- [DATA LISTING]:
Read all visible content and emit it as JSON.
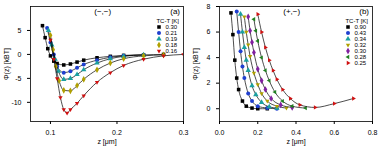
{
  "chart_data": [
    {
      "type": "scatter",
      "panel_label": "(a)",
      "annotation": "(−,−)",
      "x_label": "z [μm]",
      "y_label": "Φ(z) [kBT]",
      "xlim": [
        0.07,
        0.3
      ],
      "xticks": [
        0.1,
        0.2,
        0.3
      ],
      "ylim": [
        -14,
        10
      ],
      "yticks": [
        -10,
        -5,
        0,
        5
      ],
      "legend": "top-right",
      "legend_title": "TC-T [K]",
      "series": [
        {
          "name": "0.30",
          "color": "#000000",
          "marker": "square",
          "line_style": "solid",
          "x": [
            0.088,
            0.092,
            0.096,
            0.1,
            0.105,
            0.11,
            0.12,
            0.13,
            0.14,
            0.15,
            0.17,
            0.19,
            0.21,
            0.24,
            0.27
          ],
          "values": [
            6,
            3.5,
            1.2,
            -0.3,
            -1.4,
            -1.9,
            -2.2,
            -2.0,
            -1.6,
            -1.2,
            -0.7,
            -0.4,
            -0.2,
            -0.1,
            0
          ]
        },
        {
          "name": "0.21",
          "color": "#1f3fd0",
          "marker": "circle",
          "line_style": "solid",
          "x": [
            0.095,
            0.1,
            0.105,
            0.11,
            0.12,
            0.13,
            0.14,
            0.15,
            0.17,
            0.19,
            0.21,
            0.24
          ],
          "values": [
            5.5,
            2.5,
            0,
            -2.5,
            -3.8,
            -3.5,
            -2.8,
            -2.1,
            -1.2,
            -0.6,
            -0.3,
            -0.1
          ]
        },
        {
          "name": "0.19",
          "color": "#1aa0a0",
          "marker": "triangle",
          "line_style": "solid",
          "x": [
            0.097,
            0.102,
            0.107,
            0.112,
            0.12,
            0.13,
            0.14,
            0.15,
            0.17,
            0.19,
            0.21,
            0.24
          ],
          "values": [
            5,
            2,
            -1,
            -3.5,
            -5.2,
            -5.0,
            -4.2,
            -3.2,
            -1.8,
            -0.9,
            -0.4,
            -0.1
          ]
        },
        {
          "name": "0.18",
          "color": "#b0a000",
          "marker": "diamond",
          "line_style": "solid",
          "x": [
            0.1,
            0.104,
            0.108,
            0.113,
            0.12,
            0.13,
            0.14,
            0.15,
            0.17,
            0.19,
            0.21,
            0.24,
            0.27
          ],
          "values": [
            4,
            1,
            -2.5,
            -5.5,
            -7.5,
            -7.6,
            -6.5,
            -5.2,
            -3.2,
            -1.8,
            -0.9,
            -0.3,
            -0.1
          ]
        },
        {
          "name": "0.16",
          "color": "#d01010",
          "marker": "triangle-down",
          "line_style": "solid",
          "x": [
            0.1,
            0.105,
            0.11,
            0.115,
            0.12,
            0.125,
            0.13,
            0.14,
            0.15,
            0.17,
            0.19,
            0.21,
            0.24,
            0.27,
            0.3
          ],
          "values": [
            3,
            -1,
            -5,
            -9,
            -11.5,
            -12.2,
            -11.5,
            -10.2,
            -8.6,
            -5.8,
            -3.8,
            -2.3,
            -1,
            -0.3,
            0
          ]
        }
      ]
    },
    {
      "type": "scatter",
      "panel_label": "(b)",
      "annotation": "(+,−)",
      "x_label": "z [μm]",
      "y_label": "Φ(z) [kBT]",
      "xlim": [
        0,
        0.8
      ],
      "xticks": [
        {
          "value": 0,
          "label": "0.0"
        },
        0.2,
        0.4,
        0.6,
        0.8
      ],
      "ylim": [
        -1,
        8
      ],
      "yticks": [
        0,
        2,
        4,
        6,
        8
      ],
      "legend": "top-right",
      "legend_title": "TC-T [K]",
      "series": [
        {
          "name": "0.90",
          "color": "#000000",
          "marker": "square",
          "line_style": "solid",
          "x": [
            0.06,
            0.07,
            0.08,
            0.09,
            0.1,
            0.12,
            0.14,
            0.17,
            0.2,
            0.25
          ],
          "values": [
            7.5,
            5.8,
            3.8,
            2.4,
            1.5,
            0.6,
            0.2,
            0.05,
            0,
            0
          ]
        },
        {
          "name": "0.43",
          "color": "#1f3fd0",
          "marker": "circle",
          "line_style": "solid",
          "x": [
            0.09,
            0.1,
            0.11,
            0.12,
            0.13,
            0.15,
            0.17,
            0.2,
            0.25,
            0.3
          ],
          "values": [
            7.6,
            6,
            4.5,
            3.3,
            2.4,
            1.2,
            0.6,
            0.2,
            0.05,
            0
          ]
        },
        {
          "name": "0.34",
          "color": "#1aa0a0",
          "marker": "triangle",
          "line_style": "solid",
          "x": [
            0.11,
            0.12,
            0.13,
            0.14,
            0.15,
            0.17,
            0.19,
            0.22,
            0.26,
            0.3
          ],
          "values": [
            7.4,
            6,
            4.8,
            3.8,
            3,
            1.8,
            1.1,
            0.5,
            0.15,
            0.05
          ]
        },
        {
          "name": "0.32",
          "color": "#b0a000",
          "marker": "triangle-down",
          "line_style": "solid",
          "x": [
            0.13,
            0.14,
            0.15,
            0.16,
            0.18,
            0.2,
            0.22,
            0.25,
            0.3,
            0.35
          ],
          "values": [
            7.2,
            6,
            5,
            4.1,
            2.8,
            1.9,
            1.2,
            0.6,
            0.2,
            0.05
          ]
        },
        {
          "name": "0.30",
          "color": "#8020a0",
          "marker": "diamond",
          "line_style": "solid",
          "x": [
            0.15,
            0.16,
            0.17,
            0.18,
            0.2,
            0.22,
            0.24,
            0.27,
            0.32,
            0.38
          ],
          "values": [
            7.2,
            6.1,
            5.2,
            4.4,
            3.1,
            2.2,
            1.5,
            0.8,
            0.3,
            0.1
          ]
        },
        {
          "name": "0.28",
          "color": "#208020",
          "marker": "triangle-left",
          "line_style": "solid",
          "x": [
            0.18,
            0.19,
            0.2,
            0.22,
            0.24,
            0.26,
            0.29,
            0.33,
            0.38,
            0.45
          ],
          "values": [
            7,
            6.1,
            5.3,
            4,
            3,
            2.2,
            1.3,
            0.6,
            0.2,
            0.05
          ]
        },
        {
          "name": "0.25",
          "color": "#d01010",
          "marker": "triangle-right",
          "line_style": "solid",
          "x": [
            0.2,
            0.22,
            0.24,
            0.26,
            0.28,
            0.3,
            0.33,
            0.37,
            0.42,
            0.5,
            0.6,
            0.7
          ],
          "values": [
            7.4,
            6,
            4.8,
            3.8,
            3,
            2.3,
            1.5,
            0.8,
            0.3,
            0.1,
            0.4,
            0.8
          ]
        }
      ]
    }
  ]
}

- [WHAT YOU WILL DO]:
Restate the whole of the material word for word without the pictures.

- [EXERCISE SOLUTION]:
Read all visible content and emit it as JSON.
{
  "chart_data": [
    {
      "type": "scatter",
      "panel_label": "(a)",
      "annotation": "(−,−)",
      "x_label": "z [μm]",
      "y_label": "Φ(z) [kBT]",
      "xlim": [
        0.07,
        0.3
      ],
      "xticks": [
        0.1,
        0.2,
        0.3
      ],
      "ylim": [
        -14,
        10
      ],
      "yticks": [
        -10,
        -5,
        0,
        5
      ],
      "legend": "top-right",
      "legend_title": "TC-T [K]",
      "series": [
        {
          "name": "0.30",
          "color": "#000000",
          "marker": "square",
          "line_style": "solid",
          "x": [
            0.088,
            0.092,
            0.096,
            0.1,
            0.105,
            0.11,
            0.12,
            0.13,
            0.14,
            0.15,
            0.17,
            0.19,
            0.21,
            0.24,
            0.27
          ],
          "values": [
            6,
            3.5,
            1.2,
            -0.3,
            -1.4,
            -1.9,
            -2.2,
            -2.0,
            -1.6,
            -1.2,
            -0.7,
            -0.4,
            -0.2,
            -0.1,
            0
          ]
        },
        {
          "name": "0.21",
          "color": "#1f3fd0",
          "marker": "circle",
          "line_style": "solid",
          "x": [
            0.095,
            0.1,
            0.105,
            0.11,
            0.12,
            0.13,
            0.14,
            0.15,
            0.17,
            0.19,
            0.21,
            0.24
          ],
          "values": [
            5.5,
            2.5,
            0,
            -2.5,
            -3.8,
            -3.5,
            -2.8,
            -2.1,
            -1.2,
            -0.6,
            -0.3,
            -0.1
          ]
        },
        {
          "name": "0.19",
          "color": "#1aa0a0",
          "marker": "triangle",
          "line_style": "solid",
          "x": [
            0.097,
            0.102,
            0.107,
            0.112,
            0.12,
            0.13,
            0.14,
            0.15,
            0.17,
            0.19,
            0.21,
            0.24
          ],
          "values": [
            5,
            2,
            -1,
            -3.5,
            -5.2,
            -5.0,
            -4.2,
            -3.2,
            -1.8,
            -0.9,
            -0.4,
            -0.1
          ]
        },
        {
          "name": "0.18",
          "color": "#b0a000",
          "marker": "diamond",
          "line_style": "solid",
          "x": [
            0.1,
            0.104,
            0.108,
            0.113,
            0.12,
            0.13,
            0.14,
            0.15,
            0.17,
            0.19,
            0.21,
            0.24,
            0.27
          ],
          "values": [
            4,
            1,
            -2.5,
            -5.5,
            -7.5,
            -7.6,
            -6.5,
            -5.2,
            -3.2,
            -1.8,
            -0.9,
            -0.3,
            -0.1
          ]
        },
        {
          "name": "0.16",
          "color": "#d01010",
          "marker": "triangle-down",
          "line_style": "solid",
          "x": [
            0.1,
            0.105,
            0.11,
            0.115,
            0.12,
            0.125,
            0.13,
            0.14,
            0.15,
            0.17,
            0.19,
            0.21,
            0.24,
            0.27,
            0.3
          ],
          "values": [
            3,
            -1,
            -5,
            -9,
            -11.5,
            -12.2,
            -11.5,
            -10.2,
            -8.6,
            -5.8,
            -3.8,
            -2.3,
            -1,
            -0.3,
            0
          ]
        }
      ]
    },
    {
      "type": "scatter",
      "panel_label": "(b)",
      "annotation": "(+,−)",
      "x_label": "z [μm]",
      "y_label": "Φ(z) [kBT]",
      "xlim": [
        0,
        0.8
      ],
      "xticks": [
        {
          "value": 0,
          "label": "0.0"
        },
        0.2,
        0.4,
        0.6,
        0.8
      ],
      "ylim": [
        -1,
        8
      ],
      "yticks": [
        0,
        2,
        4,
        6,
        8
      ],
      "legend": "top-right",
      "legend_title": "TC-T [K]",
      "series": [
        {
          "name": "0.90",
          "color": "#000000",
          "marker": "square",
          "line_style": "solid",
          "x": [
            0.06,
            0.07,
            0.08,
            0.09,
            0.1,
            0.12,
            0.14,
            0.17,
            0.2,
            0.25
          ],
          "values": [
            7.5,
            5.8,
            3.8,
            2.4,
            1.5,
            0.6,
            0.2,
            0.05,
            0,
            0
          ]
        },
        {
          "name": "0.43",
          "color": "#1f3fd0",
          "marker": "circle",
          "line_style": "solid",
          "x": [
            0.09,
            0.1,
            0.11,
            0.12,
            0.13,
            0.15,
            0.17,
            0.2,
            0.25,
            0.3
          ],
          "values": [
            7.6,
            6,
            4.5,
            3.3,
            2.4,
            1.2,
            0.6,
            0.2,
            0.05,
            0
          ]
        },
        {
          "name": "0.34",
          "color": "#1aa0a0",
          "marker": "triangle",
          "line_style": "solid",
          "x": [
            0.11,
            0.12,
            0.13,
            0.14,
            0.15,
            0.17,
            0.19,
            0.22,
            0.26,
            0.3
          ],
          "values": [
            7.4,
            6,
            4.8,
            3.8,
            3,
            1.8,
            1.1,
            0.5,
            0.15,
            0.05
          ]
        },
        {
          "name": "0.32",
          "color": "#b0a000",
          "marker": "triangle-down",
          "line_style": "solid",
          "x": [
            0.13,
            0.14,
            0.15,
            0.16,
            0.18,
            0.2,
            0.22,
            0.25,
            0.3,
            0.35
          ],
          "values": [
            7.2,
            6,
            5,
            4.1,
            2.8,
            1.9,
            1.2,
            0.6,
            0.2,
            0.05
          ]
        },
        {
          "name": "0.30",
          "color": "#8020a0",
          "marker": "diamond",
          "line_style": "solid",
          "x": [
            0.15,
            0.16,
            0.17,
            0.18,
            0.2,
            0.22,
            0.24,
            0.27,
            0.32,
            0.38
          ],
          "values": [
            7.2,
            6.1,
            5.2,
            4.4,
            3.1,
            2.2,
            1.5,
            0.8,
            0.3,
            0.1
          ]
        },
        {
          "name": "0.28",
          "color": "#208020",
          "marker": "triangle-left",
          "line_style": "solid",
          "x": [
            0.18,
            0.19,
            0.2,
            0.22,
            0.24,
            0.26,
            0.29,
            0.33,
            0.38,
            0.45
          ],
          "values": [
            7,
            6.1,
            5.3,
            4,
            3,
            2.2,
            1.3,
            0.6,
            0.2,
            0.05
          ]
        },
        {
          "name": "0.25",
          "color": "#d01010",
          "marker": "triangle-right",
          "line_style": "solid",
          "x": [
            0.2,
            0.22,
            0.24,
            0.26,
            0.28,
            0.3,
            0.33,
            0.37,
            0.42,
            0.5,
            0.6,
            0.7
          ],
          "values": [
            7.4,
            6,
            4.8,
            3.8,
            3,
            2.3,
            1.5,
            0.8,
            0.3,
            0.1,
            0.4,
            0.8
          ]
        }
      ]
    }
  ]
}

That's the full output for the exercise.